Passage shown
◆ ◆ ◆ ◆ ◆ ◆ ◆
The April issue of SouthAsia magazine was very interesting and had good balanced articles. Both, my husband and I, enjoyed reading it and in particular the articles by Mr Jilanee and Mr Hashmi. The criticism on the Dastak oil ad was so correct too!

Zarina Asghar Khan,
Karachi, Pakistan.

Bangladesh a Growing Economy

Bangladesh is not a flower garden for its people. The air pollution there has made the indoor and outdoor atmosphere hazardous. We breathe toxic fumes every day. The lives of our children are at stake. That the Bangladesh’s economy is the fifth fastest growing economy in the world is far from reality. Yes the economy is growing but not for its people. It is growing only for the politicians who are corrupt and put money in their pockets. What Bangladesh needs is not macro growth but micro reforms to guarantee the health of a better country. Then only will Bangladesh be able to say that its economy is one of the fastest growing in the world.

Waqar un Nissa,
Dhaka, Bangladesh.


Summer is Here!

We are indeed facing the worst summer this time and so it becomes even more necessary to find ways to bear the scorching heat that keeps increasing day after day. Air-conditioners and other cooling machines no doubt are serving as life savers in summers but we also cannot forget the huge bills they cost us and utterly drain our wallet. The best way to beat the heat is by keeping yourself hydrated, taking a cool bath, not going out unnecessarily and seeking shade when outside. You should also consume fruits and salads as much as possible and wear lightweight clothes.
◆ ◆ ◆ ◆ ◆ ◆ ◆
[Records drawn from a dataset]

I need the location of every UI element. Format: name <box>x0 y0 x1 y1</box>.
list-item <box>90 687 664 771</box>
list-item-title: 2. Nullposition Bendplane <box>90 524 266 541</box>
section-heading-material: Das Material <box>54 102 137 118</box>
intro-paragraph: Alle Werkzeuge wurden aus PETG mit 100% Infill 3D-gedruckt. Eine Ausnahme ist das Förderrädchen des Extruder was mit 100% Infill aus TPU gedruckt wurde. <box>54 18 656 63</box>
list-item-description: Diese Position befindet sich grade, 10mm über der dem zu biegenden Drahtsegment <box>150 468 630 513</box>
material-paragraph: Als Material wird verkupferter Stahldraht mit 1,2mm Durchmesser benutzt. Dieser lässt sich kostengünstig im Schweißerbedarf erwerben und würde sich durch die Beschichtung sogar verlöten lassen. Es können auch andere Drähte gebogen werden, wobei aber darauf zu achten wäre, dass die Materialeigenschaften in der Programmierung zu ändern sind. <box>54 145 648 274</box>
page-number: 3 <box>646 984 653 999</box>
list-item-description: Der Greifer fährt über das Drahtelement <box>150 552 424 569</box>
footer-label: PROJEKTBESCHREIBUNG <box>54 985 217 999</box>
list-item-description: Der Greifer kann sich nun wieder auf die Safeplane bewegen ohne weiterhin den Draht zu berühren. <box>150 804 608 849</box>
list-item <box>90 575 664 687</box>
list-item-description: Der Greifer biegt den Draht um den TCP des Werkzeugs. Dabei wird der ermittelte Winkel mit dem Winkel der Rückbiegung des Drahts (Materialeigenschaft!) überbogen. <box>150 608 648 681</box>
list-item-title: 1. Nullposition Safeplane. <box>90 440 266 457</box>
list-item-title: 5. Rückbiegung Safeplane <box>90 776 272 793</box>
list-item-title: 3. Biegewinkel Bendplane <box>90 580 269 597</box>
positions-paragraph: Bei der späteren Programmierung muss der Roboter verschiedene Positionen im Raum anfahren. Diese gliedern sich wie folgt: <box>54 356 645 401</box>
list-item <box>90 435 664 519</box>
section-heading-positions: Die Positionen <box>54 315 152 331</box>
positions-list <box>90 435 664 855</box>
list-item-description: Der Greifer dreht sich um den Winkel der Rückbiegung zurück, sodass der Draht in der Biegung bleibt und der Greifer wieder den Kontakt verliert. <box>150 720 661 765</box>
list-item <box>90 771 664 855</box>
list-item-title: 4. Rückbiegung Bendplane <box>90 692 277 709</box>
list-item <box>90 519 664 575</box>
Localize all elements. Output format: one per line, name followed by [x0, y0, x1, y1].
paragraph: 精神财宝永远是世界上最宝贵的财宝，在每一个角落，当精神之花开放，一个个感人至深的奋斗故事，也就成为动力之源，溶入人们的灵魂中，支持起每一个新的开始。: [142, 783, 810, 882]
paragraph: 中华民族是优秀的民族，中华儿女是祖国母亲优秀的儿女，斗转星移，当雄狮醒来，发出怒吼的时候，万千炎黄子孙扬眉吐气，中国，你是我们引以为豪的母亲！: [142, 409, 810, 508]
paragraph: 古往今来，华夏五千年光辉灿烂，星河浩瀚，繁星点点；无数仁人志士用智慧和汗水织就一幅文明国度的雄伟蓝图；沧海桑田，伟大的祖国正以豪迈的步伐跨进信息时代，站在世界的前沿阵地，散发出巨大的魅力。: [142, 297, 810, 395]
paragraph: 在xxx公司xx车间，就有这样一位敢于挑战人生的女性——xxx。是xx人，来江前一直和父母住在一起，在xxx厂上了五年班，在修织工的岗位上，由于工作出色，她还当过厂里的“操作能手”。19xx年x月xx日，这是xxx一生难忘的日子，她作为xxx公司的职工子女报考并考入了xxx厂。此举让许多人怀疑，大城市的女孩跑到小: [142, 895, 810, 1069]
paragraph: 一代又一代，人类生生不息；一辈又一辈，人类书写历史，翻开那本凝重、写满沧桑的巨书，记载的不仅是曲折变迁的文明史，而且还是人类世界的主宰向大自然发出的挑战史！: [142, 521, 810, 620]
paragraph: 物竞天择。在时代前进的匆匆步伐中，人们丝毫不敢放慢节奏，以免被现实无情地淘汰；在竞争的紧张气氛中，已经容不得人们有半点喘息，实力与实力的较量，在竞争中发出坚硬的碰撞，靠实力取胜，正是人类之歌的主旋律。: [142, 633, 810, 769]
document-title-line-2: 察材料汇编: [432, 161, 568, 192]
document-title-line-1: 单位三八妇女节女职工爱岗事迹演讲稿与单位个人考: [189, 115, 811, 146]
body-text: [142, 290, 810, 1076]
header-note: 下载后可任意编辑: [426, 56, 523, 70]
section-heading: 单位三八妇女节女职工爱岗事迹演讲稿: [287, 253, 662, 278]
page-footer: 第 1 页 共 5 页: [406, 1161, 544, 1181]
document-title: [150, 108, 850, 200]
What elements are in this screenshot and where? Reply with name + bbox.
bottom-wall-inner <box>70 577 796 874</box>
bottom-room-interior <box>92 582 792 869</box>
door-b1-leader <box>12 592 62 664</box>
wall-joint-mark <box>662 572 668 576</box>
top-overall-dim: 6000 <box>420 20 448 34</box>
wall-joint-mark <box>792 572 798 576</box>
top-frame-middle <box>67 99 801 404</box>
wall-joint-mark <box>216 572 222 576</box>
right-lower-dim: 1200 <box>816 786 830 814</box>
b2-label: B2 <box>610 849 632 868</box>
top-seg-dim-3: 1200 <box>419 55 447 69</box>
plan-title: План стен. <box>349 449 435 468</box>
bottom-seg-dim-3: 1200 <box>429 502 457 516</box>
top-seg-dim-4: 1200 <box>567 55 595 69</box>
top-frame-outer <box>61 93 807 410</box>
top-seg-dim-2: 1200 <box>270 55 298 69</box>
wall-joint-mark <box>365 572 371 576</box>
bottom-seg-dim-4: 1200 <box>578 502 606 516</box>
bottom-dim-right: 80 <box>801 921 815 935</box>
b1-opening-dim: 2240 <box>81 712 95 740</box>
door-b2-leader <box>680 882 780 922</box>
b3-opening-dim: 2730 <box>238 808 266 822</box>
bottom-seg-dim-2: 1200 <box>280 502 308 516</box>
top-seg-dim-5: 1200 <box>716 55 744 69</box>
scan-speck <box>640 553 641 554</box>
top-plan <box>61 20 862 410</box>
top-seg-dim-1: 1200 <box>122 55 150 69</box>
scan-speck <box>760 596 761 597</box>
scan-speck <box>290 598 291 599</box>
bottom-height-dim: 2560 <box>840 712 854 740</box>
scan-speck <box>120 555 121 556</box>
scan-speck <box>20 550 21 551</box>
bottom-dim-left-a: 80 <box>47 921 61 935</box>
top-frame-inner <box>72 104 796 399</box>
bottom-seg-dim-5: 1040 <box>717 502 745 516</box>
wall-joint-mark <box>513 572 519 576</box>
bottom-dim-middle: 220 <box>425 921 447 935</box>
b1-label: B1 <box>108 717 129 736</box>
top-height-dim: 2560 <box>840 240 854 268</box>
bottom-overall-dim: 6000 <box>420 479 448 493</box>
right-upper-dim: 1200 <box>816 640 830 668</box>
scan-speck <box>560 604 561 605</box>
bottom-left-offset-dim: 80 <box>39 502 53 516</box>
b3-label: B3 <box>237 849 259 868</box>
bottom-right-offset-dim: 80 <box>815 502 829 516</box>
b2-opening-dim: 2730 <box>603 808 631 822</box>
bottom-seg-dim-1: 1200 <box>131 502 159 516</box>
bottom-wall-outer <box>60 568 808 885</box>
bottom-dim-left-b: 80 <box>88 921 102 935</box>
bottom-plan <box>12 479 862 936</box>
◆ ◆ ◆ ◆ ◆ ◆ ◆
Task requirements
A – Decide whether each statement agrees with the letters to the magazine, answering yes or no and quoting the words that settle it: (i) The writer from Karachi and her husband both enjoyed reading the April issue. (ii) The letter about Bangladesh says the country needs macro growth more than micro reforms. (iii) The summer letter names air-conditioners as the best way to beat the heat.
B – Go on with the letters to the magazine, picking up the summer letter right after its final sentence.

Answers
A –
(i) Yes: "Both, my husband and I, enjoyed reading it"
(ii) No: "What Bangladesh needs is not macro growth but micro reforms to guarantee the health of a better country."
(iii) No: "The best way to beat the heat is by keeping yourself hydrated, taking a cool bath, not going out unnecessarily and seeking shade when outside."

B –
Kashan Iftikhar,
Karachi, Pakistan

Hope Against Hope

Pakistan is facing testing times. Since the Pakistan Tehreek-e-Insaf came to power, the economic indicators have become bleak and inflation has risen from 3.98 to 7.48 in just nine months. People are hoping that the new budget will bring a ray of light. The promises made by the Prime Minister to his voters have not been realized and they feel betrayed, hopeless and agonized about the instability. The new budget can ease the cries of the people but looking at the current approach of the government, it seems unlikely. If the budget fails, the major brunt will fall on the underprivileged people. There is a danger of people coming onto the roads to protest in the coming months as it has become hard to survive in the current economic situation. The government should come out with a budget that brings hope to the people of Pakistan.

Fabeeha Adil,
Sukkur, Pakistan


Accepting reality

Congrats to you and team on continuous improvement of SouthAsia magazine in contents, restructuring of pages, choice of photos along with title of the story that tells a lot and finally the printing quality. Even the ads seem to be embedded within the flow of articles. ZAB cover portrait by Gulgee (I think) is most appropriate reminder to PPP to accept the realistic assessment of his party.

Nisar Memon,
(former information minister of Pakistan)
Islamabad, Pakistan.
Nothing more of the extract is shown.